--- start of RECORDS PROVIDED ---

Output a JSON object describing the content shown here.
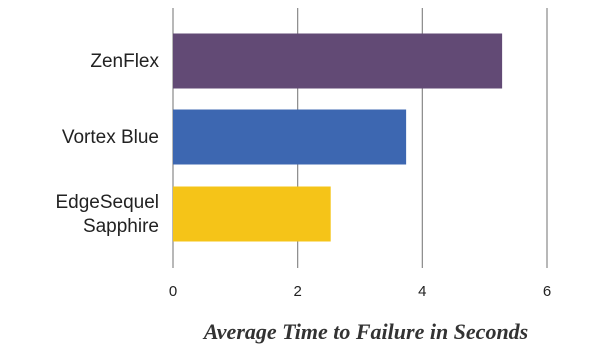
{
  "chart_data": {
    "type": "bar",
    "orientation": "horizontal",
    "categories": [
      "ZenFlex",
      "Vortex Blue",
      "EdgeSequel Sapphire"
    ],
    "category_lines": [
      [
        "ZenFlex"
      ],
      [
        "Vortex Blue"
      ],
      [
        "EdgeSequel",
        "Sapphire"
      ]
    ],
    "values": [
      5.28,
      3.74,
      2.53
    ],
    "colors": [
      "#624a75",
      "#3d67b1",
      "#f5c418"
    ],
    "title": "",
    "xlabel": "Average Time to Failure in Seconds",
    "ylabel": "",
    "xlim": [
      0,
      6
    ],
    "xticks": [
      0,
      2,
      4,
      6
    ],
    "xtick_labels": [
      "0",
      "2",
      "4",
      "6"
    ],
    "grid": "vertical",
    "legend": "none"
  }
}
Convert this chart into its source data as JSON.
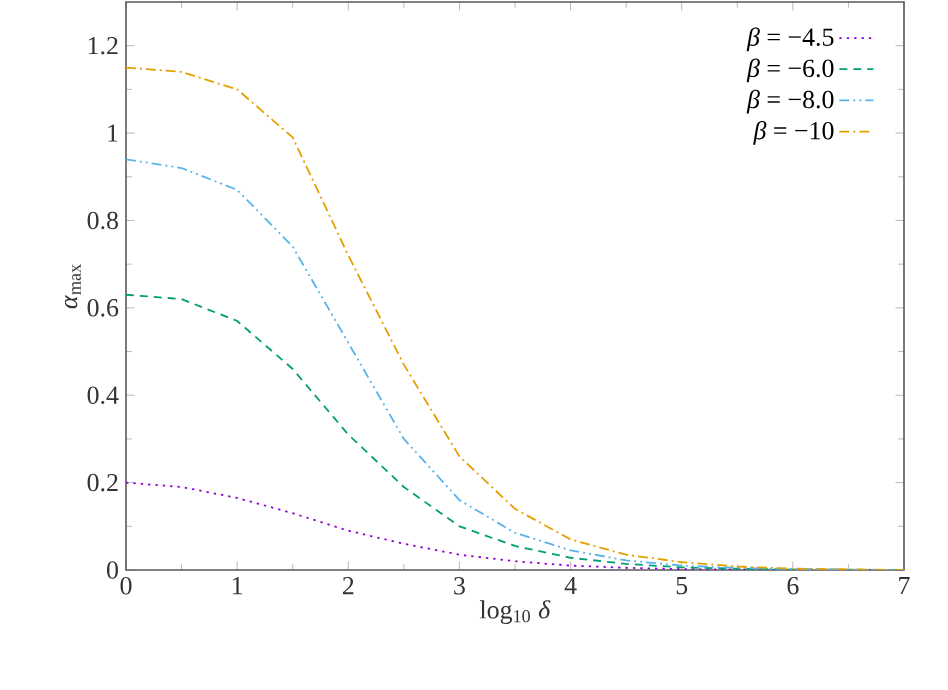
{
  "chart_data": {
    "type": "line",
    "xlabel": "log$_{10}$ *δ*",
    "ylabel": "*α*$_{max}$",
    "xlim": [
      0,
      7
    ],
    "ylim": [
      0,
      1.3
    ],
    "xticks": [
      0,
      1,
      2,
      3,
      4,
      5,
      6,
      7
    ],
    "yticks": [
      0,
      0.2,
      0.4,
      0.6,
      0.8,
      1,
      1.2
    ],
    "grid": false,
    "legend": "top right",
    "marker": "none",
    "x": [
      0,
      0.5,
      1,
      1.5,
      2,
      2.5,
      3,
      3.5,
      4,
      4.5,
      5,
      5.5,
      6,
      7
    ],
    "series": [
      {
        "name": "*β* = −4.5",
        "color": "#9400d3",
        "line_style": "dotted",
        "values": [
          0.2,
          0.19,
          0.165,
          0.13,
          0.09,
          0.06,
          0.035,
          0.02,
          0.01,
          0.005,
          0.002,
          0.001,
          0,
          0
        ]
      },
      {
        "name": "*β* = −6.0",
        "color": "#009e73",
        "line_style": "dashed",
        "values": [
          0.63,
          0.62,
          0.57,
          0.46,
          0.31,
          0.19,
          0.1,
          0.055,
          0.028,
          0.014,
          0.006,
          0.003,
          0.001,
          0
        ]
      },
      {
        "name": "*β* = −8.0",
        "color": "#56b4e9",
        "line_style": "dashdotdot",
        "values": [
          0.94,
          0.92,
          0.87,
          0.74,
          0.52,
          0.3,
          0.16,
          0.085,
          0.045,
          0.022,
          0.01,
          0.005,
          0.002,
          0
        ]
      },
      {
        "name": "*β* = −10",
        "color": "#e69f00",
        "line_style": "dashdot",
        "values": [
          1.15,
          1.14,
          1.1,
          0.99,
          0.72,
          0.47,
          0.26,
          0.14,
          0.07,
          0.035,
          0.018,
          0.008,
          0.003,
          0
        ]
      }
    ]
  }
}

--- end of RECORDS PROVIDED ---

TASK STATEMENT: Exactly as written, set down the lines from the line holding "Convert this chart" to the last line of the data, both ends included, pictures excluded.

SOLUTION FOR THIS TASK:
Convert this chart into its source data as JSON.
{
  "chart_data": {
    "type": "line",
    "xlabel": "log$_{10}$ *δ*",
    "ylabel": "*α*$_{max}$",
    "xlim": [
      0,
      7
    ],
    "ylim": [
      0,
      1.3
    ],
    "xticks": [
      0,
      1,
      2,
      3,
      4,
      5,
      6,
      7
    ],
    "yticks": [
      0,
      0.2,
      0.4,
      0.6,
      0.8,
      1,
      1.2
    ],
    "grid": false,
    "legend": "top right",
    "marker": "none",
    "x": [
      0,
      0.5,
      1,
      1.5,
      2,
      2.5,
      3,
      3.5,
      4,
      4.5,
      5,
      5.5,
      6,
      7
    ],
    "series": [
      {
        "name": "*β* = −4.5",
        "color": "#9400d3",
        "line_style": "dotted",
        "values": [
          0.2,
          0.19,
          0.165,
          0.13,
          0.09,
          0.06,
          0.035,
          0.02,
          0.01,
          0.005,
          0.002,
          0.001,
          0,
          0
        ]
      },
      {
        "name": "*β* = −6.0",
        "color": "#009e73",
        "line_style": "dashed",
        "values": [
          0.63,
          0.62,
          0.57,
          0.46,
          0.31,
          0.19,
          0.1,
          0.055,
          0.028,
          0.014,
          0.006,
          0.003,
          0.001,
          0
        ]
      },
      {
        "name": "*β* = −8.0",
        "color": "#56b4e9",
        "line_style": "dashdotdot",
        "values": [
          0.94,
          0.92,
          0.87,
          0.74,
          0.52,
          0.3,
          0.16,
          0.085,
          0.045,
          0.022,
          0.01,
          0.005,
          0.002,
          0
        ]
      },
      {
        "name": "*β* = −10",
        "color": "#e69f00",
        "line_style": "dashdot",
        "values": [
          1.15,
          1.14,
          1.1,
          0.99,
          0.72,
          0.47,
          0.26,
          0.14,
          0.07,
          0.035,
          0.018,
          0.008,
          0.003,
          0
        ]
      }
    ]
  }
}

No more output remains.